+++ Exercise inputs +++
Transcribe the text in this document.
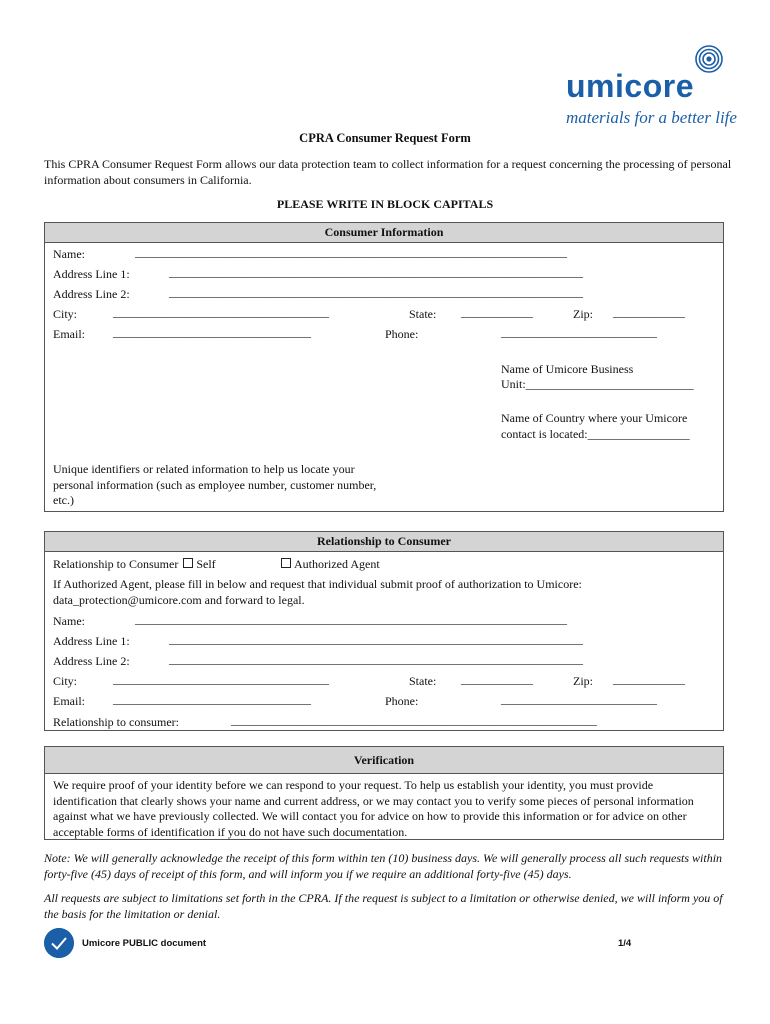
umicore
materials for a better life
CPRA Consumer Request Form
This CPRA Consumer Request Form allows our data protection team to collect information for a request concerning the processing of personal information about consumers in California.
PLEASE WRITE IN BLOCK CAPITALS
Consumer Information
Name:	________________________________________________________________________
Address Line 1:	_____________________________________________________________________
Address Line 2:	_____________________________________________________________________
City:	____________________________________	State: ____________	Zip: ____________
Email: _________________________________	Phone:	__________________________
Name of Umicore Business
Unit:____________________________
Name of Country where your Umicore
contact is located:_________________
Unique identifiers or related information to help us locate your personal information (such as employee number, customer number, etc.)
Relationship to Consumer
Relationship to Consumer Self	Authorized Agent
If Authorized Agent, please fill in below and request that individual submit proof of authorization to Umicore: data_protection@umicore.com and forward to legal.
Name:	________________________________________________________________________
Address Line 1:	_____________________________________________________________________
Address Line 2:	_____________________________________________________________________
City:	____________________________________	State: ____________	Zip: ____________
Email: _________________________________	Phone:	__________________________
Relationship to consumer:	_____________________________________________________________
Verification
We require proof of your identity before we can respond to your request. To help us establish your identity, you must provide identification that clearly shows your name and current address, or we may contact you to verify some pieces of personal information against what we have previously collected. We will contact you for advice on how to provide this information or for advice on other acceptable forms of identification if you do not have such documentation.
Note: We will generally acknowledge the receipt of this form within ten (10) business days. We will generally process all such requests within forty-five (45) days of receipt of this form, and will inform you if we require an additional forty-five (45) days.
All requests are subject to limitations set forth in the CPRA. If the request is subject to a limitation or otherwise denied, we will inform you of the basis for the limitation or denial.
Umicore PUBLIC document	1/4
+++
+++ Exercise inputs +++
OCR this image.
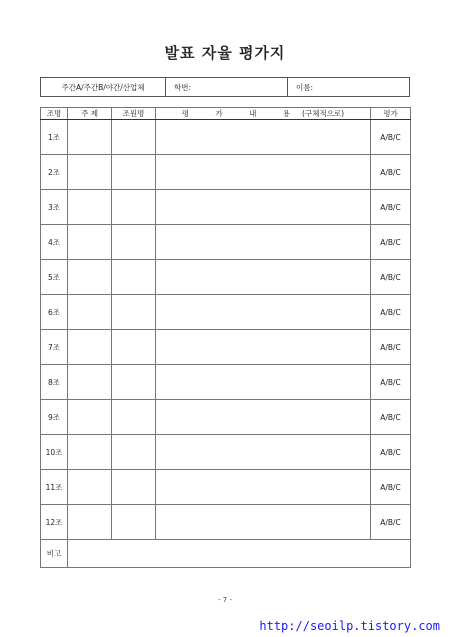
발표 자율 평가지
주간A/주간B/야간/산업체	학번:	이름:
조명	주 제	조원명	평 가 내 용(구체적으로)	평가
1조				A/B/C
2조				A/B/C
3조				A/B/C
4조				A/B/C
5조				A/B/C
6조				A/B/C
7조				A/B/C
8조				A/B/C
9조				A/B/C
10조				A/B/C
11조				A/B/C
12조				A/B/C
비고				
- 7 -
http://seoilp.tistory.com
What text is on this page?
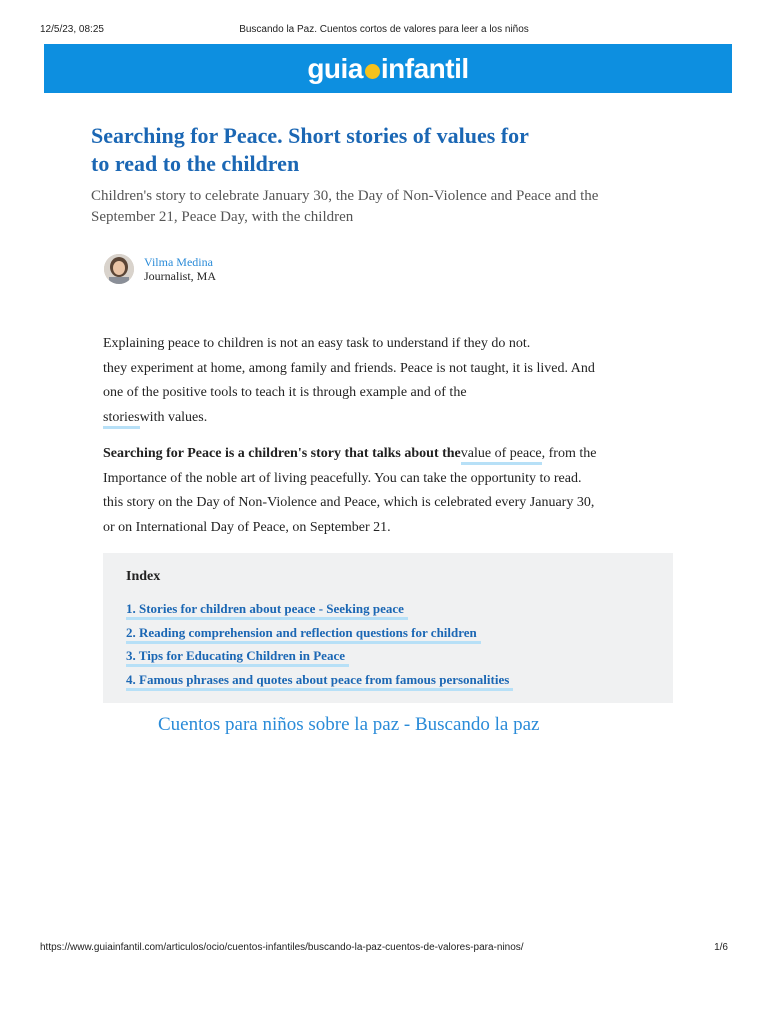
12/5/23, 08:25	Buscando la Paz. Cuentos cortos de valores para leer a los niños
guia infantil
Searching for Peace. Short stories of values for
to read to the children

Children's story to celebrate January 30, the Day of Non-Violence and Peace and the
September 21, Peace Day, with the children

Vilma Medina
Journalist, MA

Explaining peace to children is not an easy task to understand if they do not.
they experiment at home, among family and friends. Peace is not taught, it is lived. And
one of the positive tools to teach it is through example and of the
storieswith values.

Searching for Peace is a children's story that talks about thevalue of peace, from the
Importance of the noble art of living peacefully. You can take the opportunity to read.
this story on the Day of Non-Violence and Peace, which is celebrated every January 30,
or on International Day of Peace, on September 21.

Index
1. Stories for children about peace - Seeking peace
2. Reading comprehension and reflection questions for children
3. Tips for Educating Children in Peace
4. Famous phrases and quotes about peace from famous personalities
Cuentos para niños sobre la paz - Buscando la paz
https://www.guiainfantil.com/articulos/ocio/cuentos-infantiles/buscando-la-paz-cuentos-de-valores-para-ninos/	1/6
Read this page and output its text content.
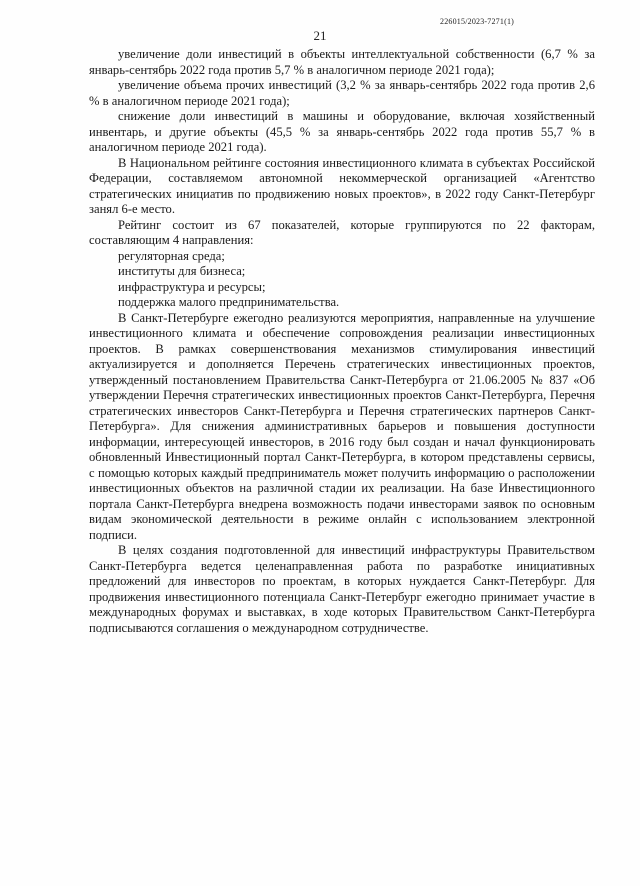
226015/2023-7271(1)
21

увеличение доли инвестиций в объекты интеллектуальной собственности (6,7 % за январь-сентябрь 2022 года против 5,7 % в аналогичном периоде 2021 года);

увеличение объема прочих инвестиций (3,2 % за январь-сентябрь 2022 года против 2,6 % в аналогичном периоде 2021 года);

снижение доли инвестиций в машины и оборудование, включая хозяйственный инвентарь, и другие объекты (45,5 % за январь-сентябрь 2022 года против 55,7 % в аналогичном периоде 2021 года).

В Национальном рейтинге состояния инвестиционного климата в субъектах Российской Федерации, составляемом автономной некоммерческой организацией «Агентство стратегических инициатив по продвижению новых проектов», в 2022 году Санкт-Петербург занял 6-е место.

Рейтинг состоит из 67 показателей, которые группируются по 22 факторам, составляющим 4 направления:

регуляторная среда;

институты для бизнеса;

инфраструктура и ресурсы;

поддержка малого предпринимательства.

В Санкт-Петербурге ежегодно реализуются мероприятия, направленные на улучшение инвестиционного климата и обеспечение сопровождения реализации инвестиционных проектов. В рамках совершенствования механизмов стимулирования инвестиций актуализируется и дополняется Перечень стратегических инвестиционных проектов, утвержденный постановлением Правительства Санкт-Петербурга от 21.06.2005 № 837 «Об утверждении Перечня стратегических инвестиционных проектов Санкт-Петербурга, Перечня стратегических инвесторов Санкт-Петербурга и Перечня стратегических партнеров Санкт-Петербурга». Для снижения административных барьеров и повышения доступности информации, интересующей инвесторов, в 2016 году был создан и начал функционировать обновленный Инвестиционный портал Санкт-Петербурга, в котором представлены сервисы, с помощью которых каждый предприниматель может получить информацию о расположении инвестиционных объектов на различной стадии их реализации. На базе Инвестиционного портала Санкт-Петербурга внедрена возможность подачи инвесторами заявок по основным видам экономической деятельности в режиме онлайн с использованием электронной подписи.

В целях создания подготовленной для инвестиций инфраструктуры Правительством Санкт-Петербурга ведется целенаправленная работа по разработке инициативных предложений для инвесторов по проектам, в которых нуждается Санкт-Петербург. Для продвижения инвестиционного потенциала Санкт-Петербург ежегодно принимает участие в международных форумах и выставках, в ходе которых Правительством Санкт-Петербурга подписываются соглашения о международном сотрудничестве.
+++
● **Instructions to follow**
Look through the data and show every line containing "valores".

● **Answer to this exercise**
12/5/23, 08:25	Buscando la Paz. Cuentos cortos de valores para leer a los niños
https://www.guiainfantil.com/articulos/ocio/cuentos-infantiles/buscando-la-paz-cuentos-de-valores-para-ninos/	1/6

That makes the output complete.